══ SUPPLIED MATERIAL ══
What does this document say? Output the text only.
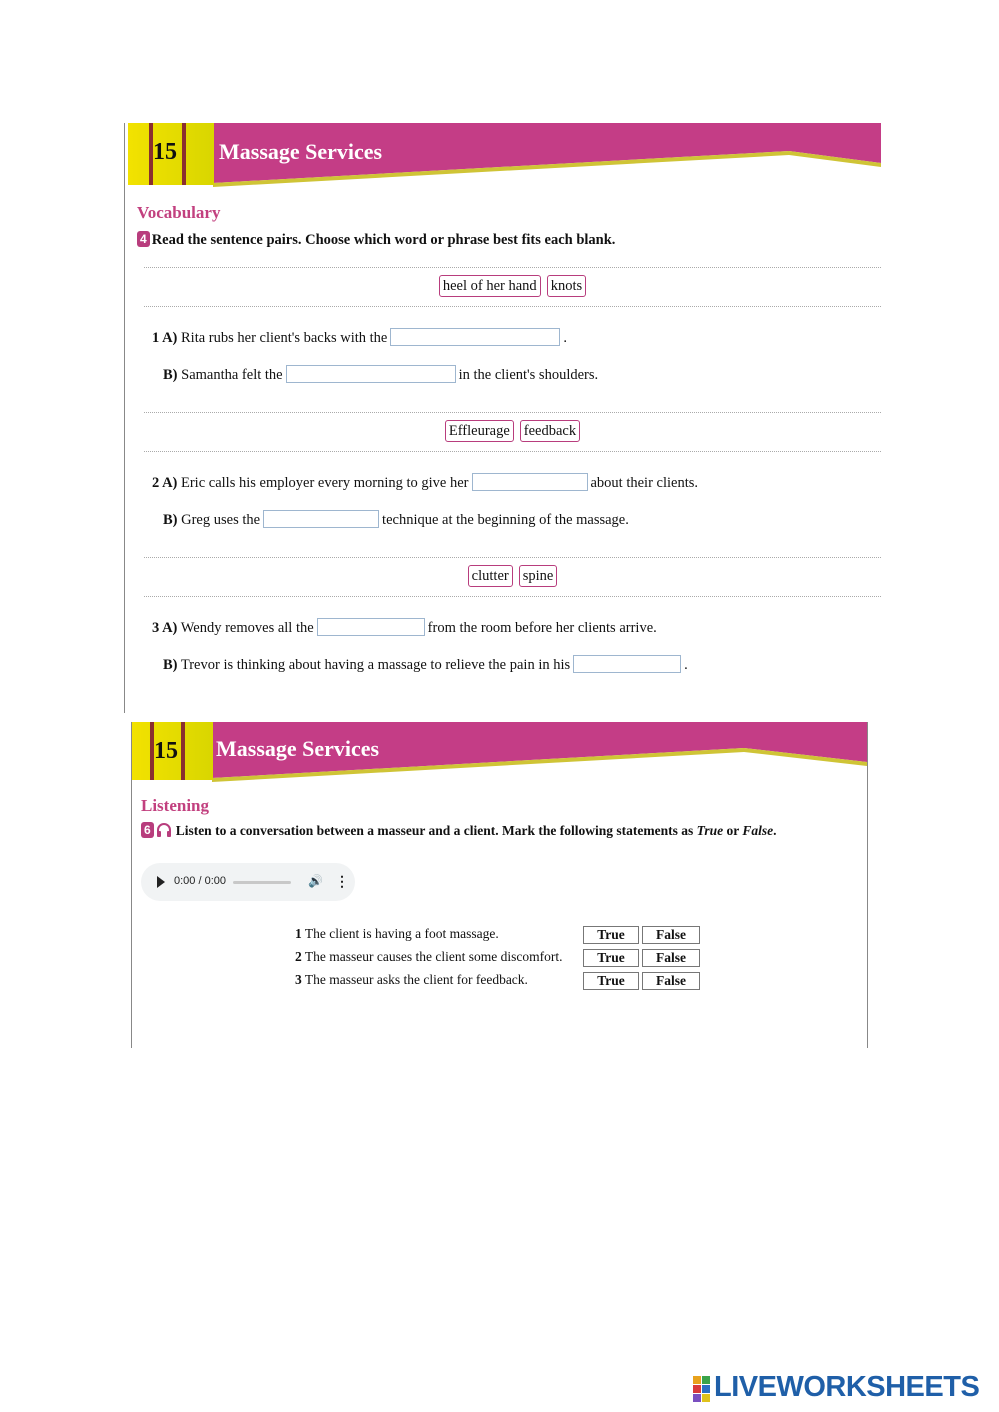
15 Massage Services
Vocabulary
4 Read the sentence pairs. Choose which word or phrase best fits each blank.
heel of her hand knots
1 A) Rita rubs her client's backs with the	.
B) Samantha felt the	in the client's shoulders.
Effleurage feedback
2 A) Eric calls his employer every morning to give her	about their clients.
B) Greg uses the	technique at the beginning of the massage.
clutter spine
3 A) Wendy removes all the	from the room before her clients arrive.
B) Trevor is thinking about having a massage to relieve the pain in his	.
15 Massage Services
Listening
6 Listen to a conversation between a masseur and a client. Mark the following statements as True or False.
0:00 / 0:00	🔊 ⋮
1 The client is having a foot massage.	True	False
2 The masseur causes the client some discomfort.	True	False
3 The masseur asks the client for feedback.	True	False
LIVEWORKSHEETS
═══
EXERCISE INSTRUCTIONS - Reproduce each entry precisely, dropping only the pictures.

RESULT OF THE EXERCISE -
What does this document say? Output the text only.
15 Massage Services
Vocabulary
4 Read the sentence pairs. Choose which word or phrase best fits each blank.
heel of her hand knots
1 A) Rita rubs her client's backs with the	.
B) Samantha felt the	in the client's shoulders.
Effleurage feedback
2 A) Eric calls his employer every morning to give her	about their clients.
B) Greg uses the	technique at the beginning of the massage.
clutter spine
3 A) Wendy removes all the	from the room before her clients arrive.
B) Trevor is thinking about having a massage to relieve the pain in his	.
15 Massage Services
Listening
6 Listen to a conversation between a masseur and a client. Mark the following statements as True or False.
0:00 / 0:00	🔊 ⋮
1 The client is having a foot massage.	True	False
2 The masseur causes the client some discomfort.	True	False
3 The masseur asks the client for feedback.	True	False
LIVEWORKSHEETS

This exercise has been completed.